DIRECTION
Transcribe all the records exactly and omit any images they hold.

DATA ROWS
-*-
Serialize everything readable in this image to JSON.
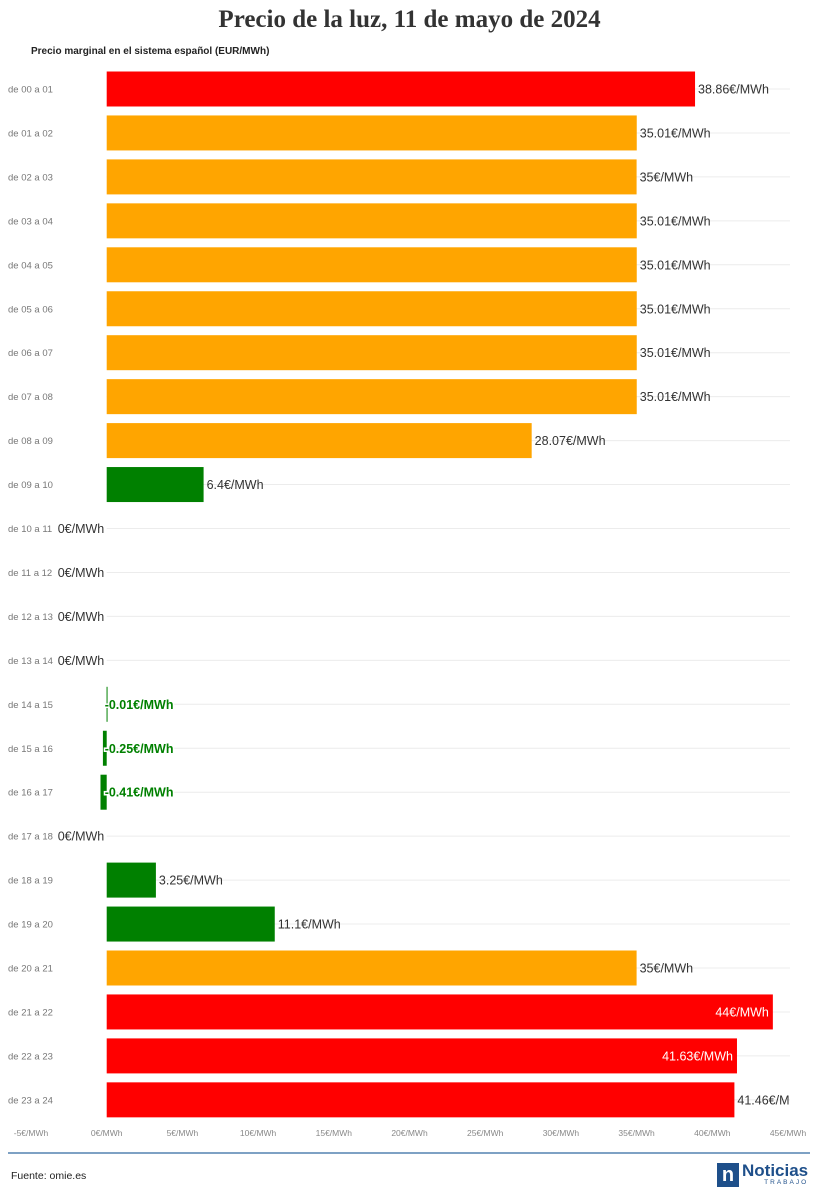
{
  "chart_data": {
    "type": "bar",
    "orientation": "horizontal",
    "title": "Precio de la luz, 11 de mayo de 2024",
    "subtitle": "Precio marginal en el sistema español (EUR/MWh)",
    "categories": [
      "de 00 a 01",
      "de 01 a 02",
      "de 02 a 03",
      "de 03 a 04",
      "de 04 a 05",
      "de 05 a 06",
      "de 06 a 07",
      "de 07 a 08",
      "de 08 a 09",
      "de 09 a 10",
      "de 10 a 11",
      "de 11 a 12",
      "de 12 a 13",
      "de 13 a 14",
      "de 14 a 15",
      "de 15 a 16",
      "de 16 a 17",
      "de 17 a 18",
      "de 18 a 19",
      "de 19 a 20",
      "de 20 a 21",
      "de 21 a 22",
      "de 22 a 23",
      "de 23 a 24"
    ],
    "values": [
      38.86,
      35.01,
      35,
      35.01,
      35.01,
      35.01,
      35.01,
      35.01,
      28.07,
      6.4,
      0,
      0,
      0,
      0,
      -0.01,
      -0.25,
      -0.41,
      0,
      3.25,
      11.1,
      35,
      44,
      41.63,
      41.46
    ],
    "value_labels": [
      "38.86€/MWh",
      "35.01€/MWh",
      "35€/MWh",
      "35.01€/MWh",
      "35.01€/MWh",
      "35.01€/MWh",
      "35.01€/MWh",
      "35.01€/MWh",
      "28.07€/MWh",
      "6.4€/MWh",
      "0€/MWh",
      "0€/MWh",
      "0€/MWh",
      "0€/MWh",
      "-0.01€/MWh",
      "-0.25€/MWh",
      "-0.41€/MWh",
      "0€/MWh",
      "3.25€/MWh",
      "11.1€/MWh",
      "35€/MWh",
      "44€/MWh",
      "41.63€/MWh",
      "41.46€/M"
    ],
    "colors": [
      "#ff0000",
      "#ffa500",
      "#ffa500",
      "#ffa500",
      "#ffa500",
      "#ffa500",
      "#ffa500",
      "#ffa500",
      "#ffa500",
      "#008000",
      "#008000",
      "#008000",
      "#008000",
      "#008000",
      "#008000",
      "#008000",
      "#008000",
      "#008000",
      "#008000",
      "#008000",
      "#ffa500",
      "#ff0000",
      "#ff0000",
      "#ff0000"
    ],
    "xlim": [
      -5,
      45
    ],
    "x_ticks": [
      -5,
      0,
      5,
      10,
      15,
      20,
      25,
      30,
      35,
      40,
      45
    ],
    "x_tick_labels": [
      "-5€/MWh",
      "0€/MWh",
      "5€/MWh",
      "10€/MWh",
      "15€/MWh",
      "20€/MWh",
      "25€/MWh",
      "30€/MWh",
      "35€/MWh",
      "40€/MWh",
      "45€/MWh"
    ],
    "grid": "horizontal"
  },
  "footer": {
    "source": "Fuente: omie.es",
    "brand_icon": "n",
    "brand_name": "Noticias",
    "brand_sub": "TRABAJO"
  },
  "colors": {
    "high": "#ff0000",
    "medium": "#ffa500",
    "low": "#008000",
    "brand": "#1e4f8a"
  }
}
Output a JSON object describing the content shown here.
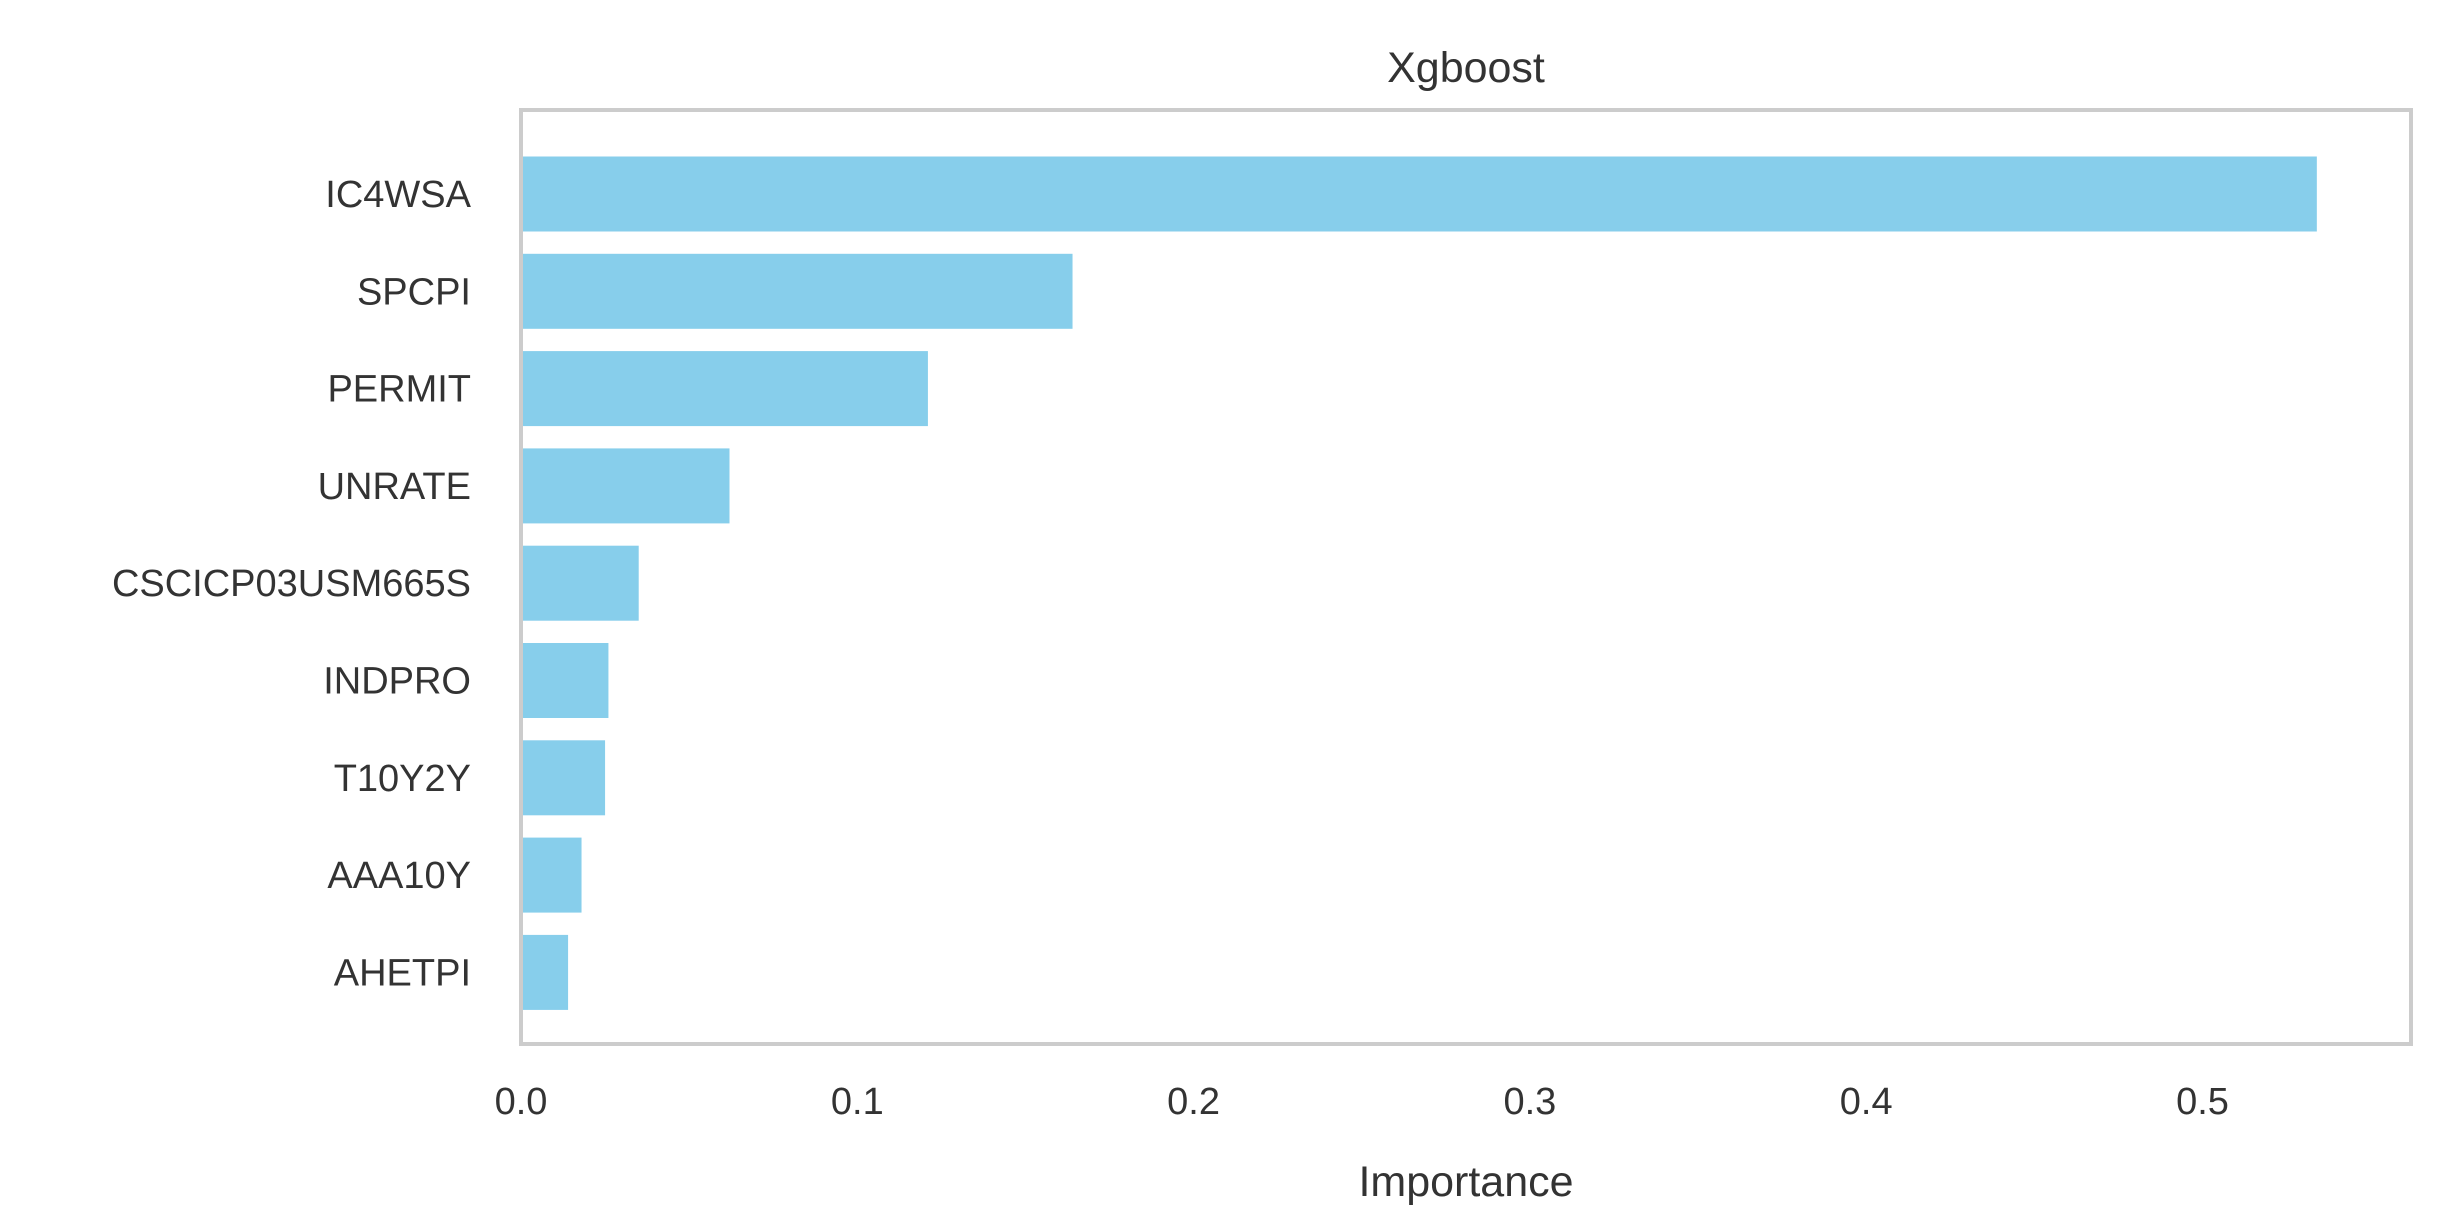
{
  "chart_data": {
    "type": "bar",
    "orientation": "horizontal",
    "title": "Xgboost",
    "xlabel": "Importance",
    "ylabel": "",
    "categories": [
      "IC4WSA",
      "SPCPI",
      "PERMIT",
      "UNRATE",
      "CSCICP03USM665S",
      "INDPRO",
      "T10Y2Y",
      "AAA10Y",
      "AHETPI"
    ],
    "values": [
      0.534,
      0.164,
      0.121,
      0.062,
      0.035,
      0.026,
      0.025,
      0.018,
      0.014
    ],
    "xlim": [
      0,
      0.562
    ],
    "xticks": [
      0.0,
      0.1,
      0.2,
      0.3,
      0.4,
      0.5
    ],
    "xtick_labels": [
      "0.0",
      "0.1",
      "0.2",
      "0.3",
      "0.4",
      "0.5"
    ],
    "grid": false,
    "colors": {
      "bar": "#87ceeb",
      "frame": "#cccccc",
      "text": "#333333"
    }
  }
}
-*-
SOLUTION TO THIS PROBLEM
Serialize everything readable in this image to JSON.
{
  "chart_data": {
    "type": "bar",
    "orientation": "horizontal",
    "title": "Precio de la luz, 11 de mayo de 2024",
    "subtitle": "Precio marginal en el sistema español (EUR/MWh)",
    "categories": [
      "de 00 a 01",
      "de 01 a 02",
      "de 02 a 03",
      "de 03 a 04",
      "de 04 a 05",
      "de 05 a 06",
      "de 06 a 07",
      "de 07 a 08",
      "de 08 a 09",
      "de 09 a 10",
      "de 10 a 11",
      "de 11 a 12",
      "de 12 a 13",
      "de 13 a 14",
      "de 14 a 15",
      "de 15 a 16",
      "de 16 a 17",
      "de 17 a 18",
      "de 18 a 19",
      "de 19 a 20",
      "de 20 a 21",
      "de 21 a 22",
      "de 22 a 23",
      "de 23 a 24"
    ],
    "values": [
      38.86,
      35.01,
      35,
      35.01,
      35.01,
      35.01,
      35.01,
      35.01,
      28.07,
      6.4,
      0,
      0,
      0,
      0,
      -0.01,
      -0.25,
      -0.41,
      0,
      3.25,
      11.1,
      35,
      44,
      41.63,
      41.46
    ],
    "value_labels": [
      "38.86€/MWh",
      "35.01€/MWh",
      "35€/MWh",
      "35.01€/MWh",
      "35.01€/MWh",
      "35.01€/MWh",
      "35.01€/MWh",
      "35.01€/MWh",
      "28.07€/MWh",
      "6.4€/MWh",
      "0€/MWh",
      "0€/MWh",
      "0€/MWh",
      "0€/MWh",
      "-0.01€/MWh",
      "-0.25€/MWh",
      "-0.41€/MWh",
      "0€/MWh",
      "3.25€/MWh",
      "11.1€/MWh",
      "35€/MWh",
      "44€/MWh",
      "41.63€/MWh",
      "41.46€/M"
    ],
    "colors": [
      "#ff0000",
      "#ffa500",
      "#ffa500",
      "#ffa500",
      "#ffa500",
      "#ffa500",
      "#ffa500",
      "#ffa500",
      "#ffa500",
      "#008000",
      "#008000",
      "#008000",
      "#008000",
      "#008000",
      "#008000",
      "#008000",
      "#008000",
      "#008000",
      "#008000",
      "#008000",
      "#ffa500",
      "#ff0000",
      "#ff0000",
      "#ff0000"
    ],
    "xlim": [
      -5,
      45
    ],
    "x_ticks": [
      -5,
      0,
      5,
      10,
      15,
      20,
      25,
      30,
      35,
      40,
      45
    ],
    "x_tick_labels": [
      "-5€/MWh",
      "0€/MWh",
      "5€/MWh",
      "10€/MWh",
      "15€/MWh",
      "20€/MWh",
      "25€/MWh",
      "30€/MWh",
      "35€/MWh",
      "40€/MWh",
      "45€/MWh"
    ],
    "grid": "horizontal"
  },
  "footer": {
    "source": "Fuente: omie.es",
    "brand_icon": "n",
    "brand_name": "Noticias",
    "brand_sub": "TRABAJO"
  },
  "colors": {
    "high": "#ff0000",
    "medium": "#ffa500",
    "low": "#008000",
    "brand": "#1e4f8a"
  }
}
Output a JSON object describing the content shown here.
{
  "chart_data": {
    "type": "bar",
    "orientation": "horizontal",
    "title": "Xgboost",
    "xlabel": "Importance",
    "ylabel": "",
    "categories": [
      "IC4WSA",
      "SPCPI",
      "PERMIT",
      "UNRATE",
      "CSCICP03USM665S",
      "INDPRO",
      "T10Y2Y",
      "AAA10Y",
      "AHETPI"
    ],
    "values": [
      0.534,
      0.164,
      0.121,
      0.062,
      0.035,
      0.026,
      0.025,
      0.018,
      0.014
    ],
    "xlim": [
      0,
      0.562
    ],
    "xticks": [
      0.0,
      0.1,
      0.2,
      0.3,
      0.4,
      0.5
    ],
    "xtick_labels": [
      "0.0",
      "0.1",
      "0.2",
      "0.3",
      "0.4",
      "0.5"
    ],
    "grid": false,
    "colors": {
      "bar": "#87ceeb",
      "frame": "#cccccc",
      "text": "#333333"
    }
  }
}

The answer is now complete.